(Rows from a figure dataset)
··········
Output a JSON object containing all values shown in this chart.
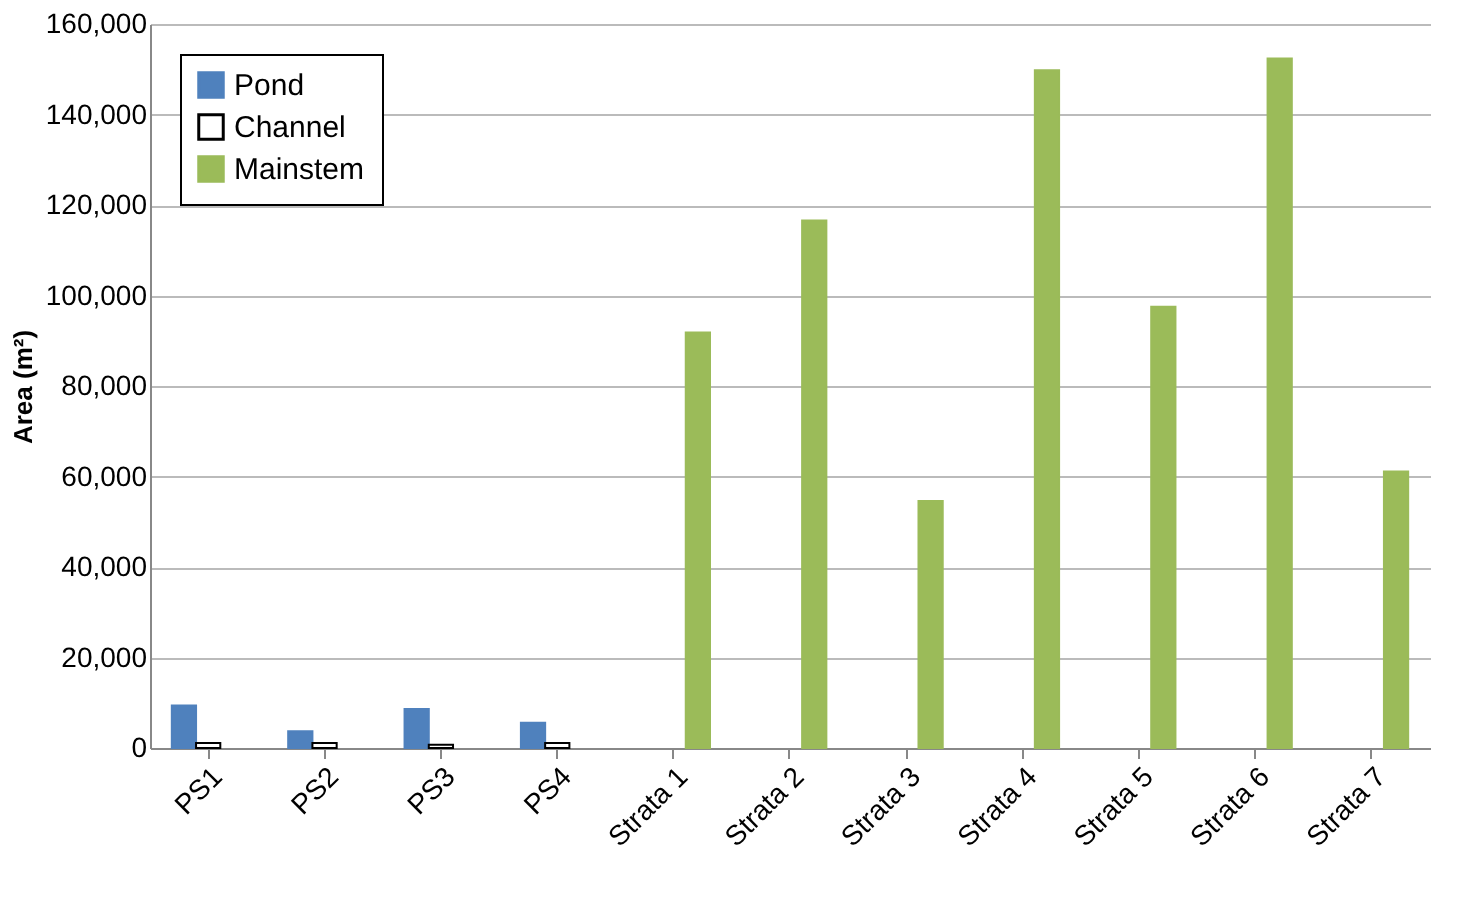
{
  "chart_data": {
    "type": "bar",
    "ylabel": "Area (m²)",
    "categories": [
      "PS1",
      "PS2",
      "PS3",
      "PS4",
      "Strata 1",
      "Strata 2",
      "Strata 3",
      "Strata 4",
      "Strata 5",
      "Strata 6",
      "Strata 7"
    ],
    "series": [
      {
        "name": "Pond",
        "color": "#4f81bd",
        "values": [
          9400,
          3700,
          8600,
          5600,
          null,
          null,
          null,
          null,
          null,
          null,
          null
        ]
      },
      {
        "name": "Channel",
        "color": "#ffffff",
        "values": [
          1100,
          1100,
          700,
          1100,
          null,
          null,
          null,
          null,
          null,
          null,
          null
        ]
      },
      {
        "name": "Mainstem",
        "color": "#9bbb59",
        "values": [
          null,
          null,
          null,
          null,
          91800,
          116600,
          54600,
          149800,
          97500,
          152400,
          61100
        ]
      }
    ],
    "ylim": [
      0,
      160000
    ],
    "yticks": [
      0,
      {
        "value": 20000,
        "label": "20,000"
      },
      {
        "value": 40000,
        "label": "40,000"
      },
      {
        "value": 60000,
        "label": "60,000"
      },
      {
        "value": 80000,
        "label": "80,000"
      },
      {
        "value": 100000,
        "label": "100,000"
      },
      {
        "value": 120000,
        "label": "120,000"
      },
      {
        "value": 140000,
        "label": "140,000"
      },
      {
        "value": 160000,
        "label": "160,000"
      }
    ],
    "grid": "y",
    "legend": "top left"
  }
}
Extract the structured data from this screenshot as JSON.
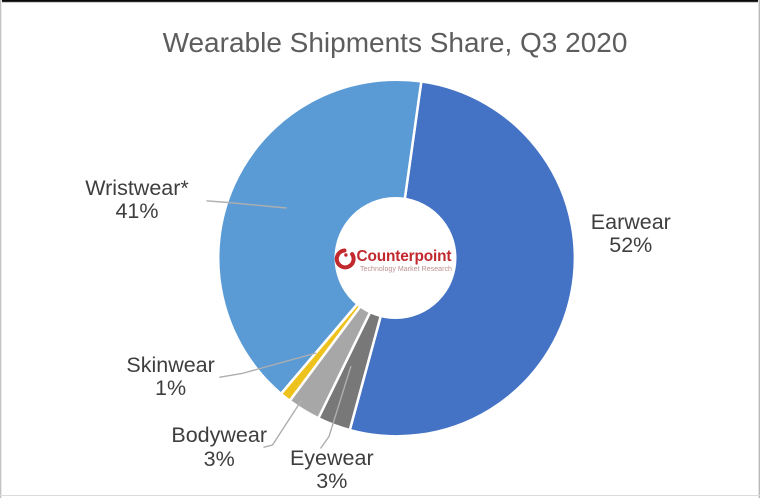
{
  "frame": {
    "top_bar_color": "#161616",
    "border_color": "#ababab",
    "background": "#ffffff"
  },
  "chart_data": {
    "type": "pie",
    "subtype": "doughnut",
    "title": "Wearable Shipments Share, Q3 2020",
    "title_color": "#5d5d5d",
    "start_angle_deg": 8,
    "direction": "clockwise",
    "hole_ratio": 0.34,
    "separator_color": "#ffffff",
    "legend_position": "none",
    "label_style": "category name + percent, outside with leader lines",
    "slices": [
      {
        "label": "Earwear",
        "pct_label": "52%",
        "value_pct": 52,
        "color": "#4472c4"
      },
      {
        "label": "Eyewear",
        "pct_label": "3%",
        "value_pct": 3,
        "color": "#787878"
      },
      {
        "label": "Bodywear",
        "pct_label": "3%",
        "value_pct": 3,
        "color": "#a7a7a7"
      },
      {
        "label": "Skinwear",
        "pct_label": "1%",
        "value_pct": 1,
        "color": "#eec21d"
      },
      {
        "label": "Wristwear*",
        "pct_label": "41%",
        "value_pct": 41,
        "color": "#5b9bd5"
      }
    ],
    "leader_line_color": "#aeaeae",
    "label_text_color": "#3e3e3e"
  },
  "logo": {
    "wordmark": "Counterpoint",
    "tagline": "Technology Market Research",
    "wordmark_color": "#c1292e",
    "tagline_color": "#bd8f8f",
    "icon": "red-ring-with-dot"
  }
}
··········
> Work to be completed
Transcribe all the records above word for word, without their images.

> Task answer
Output a JSON object containing all values shown in this chart.
{
  "chart_data": {
    "type": "bar",
    "ylabel": "Area (m²)",
    "categories": [
      "PS1",
      "PS2",
      "PS3",
      "PS4",
      "Strata 1",
      "Strata 2",
      "Strata 3",
      "Strata 4",
      "Strata 5",
      "Strata 6",
      "Strata 7"
    ],
    "series": [
      {
        "name": "Pond",
        "color": "#4f81bd",
        "values": [
          9400,
          3700,
          8600,
          5600,
          null,
          null,
          null,
          null,
          null,
          null,
          null
        ]
      },
      {
        "name": "Channel",
        "color": "#ffffff",
        "values": [
          1100,
          1100,
          700,
          1100,
          null,
          null,
          null,
          null,
          null,
          null,
          null
        ]
      },
      {
        "name": "Mainstem",
        "color": "#9bbb59",
        "values": [
          null,
          null,
          null,
          null,
          91800,
          116600,
          54600,
          149800,
          97500,
          152400,
          61100
        ]
      }
    ],
    "ylim": [
      0,
      160000
    ],
    "yticks": [
      0,
      {
        "value": 20000,
        "label": "20,000"
      },
      {
        "value": 40000,
        "label": "40,000"
      },
      {
        "value": 60000,
        "label": "60,000"
      },
      {
        "value": 80000,
        "label": "80,000"
      },
      {
        "value": 100000,
        "label": "100,000"
      },
      {
        "value": 120000,
        "label": "120,000"
      },
      {
        "value": 140000,
        "label": "140,000"
      },
      {
        "value": 160000,
        "label": "160,000"
      }
    ],
    "grid": "y",
    "legend": "top left"
  }
}
Extract the structured data from this screenshot as JSON.
{
  "frame": {
    "top_bar_color": "#161616",
    "border_color": "#ababab",
    "background": "#ffffff"
  },
  "chart_data": {
    "type": "pie",
    "subtype": "doughnut",
    "title": "Wearable Shipments Share, Q3 2020",
    "title_color": "#5d5d5d",
    "start_angle_deg": 8,
    "direction": "clockwise",
    "hole_ratio": 0.34,
    "separator_color": "#ffffff",
    "legend_position": "none",
    "label_style": "category name + percent, outside with leader lines",
    "slices": [
      {
        "label": "Earwear",
        "pct_label": "52%",
        "value_pct": 52,
        "color": "#4472c4"
      },
      {
        "label": "Eyewear",
        "pct_label": "3%",
        "value_pct": 3,
        "color": "#787878"
      },
      {
        "label": "Bodywear",
        "pct_label": "3%",
        "value_pct": 3,
        "color": "#a7a7a7"
      },
      {
        "label": "Skinwear",
        "pct_label": "1%",
        "value_pct": 1,
        "color": "#eec21d"
      },
      {
        "label": "Wristwear*",
        "pct_label": "41%",
        "value_pct": 41,
        "color": "#5b9bd5"
      }
    ],
    "leader_line_color": "#aeaeae",
    "label_text_color": "#3e3e3e"
  },
  "logo": {
    "wordmark": "Counterpoint",
    "tagline": "Technology Market Research",
    "wordmark_color": "#c1292e",
    "tagline_color": "#bd8f8f",
    "icon": "red-ring-with-dot"
  }
}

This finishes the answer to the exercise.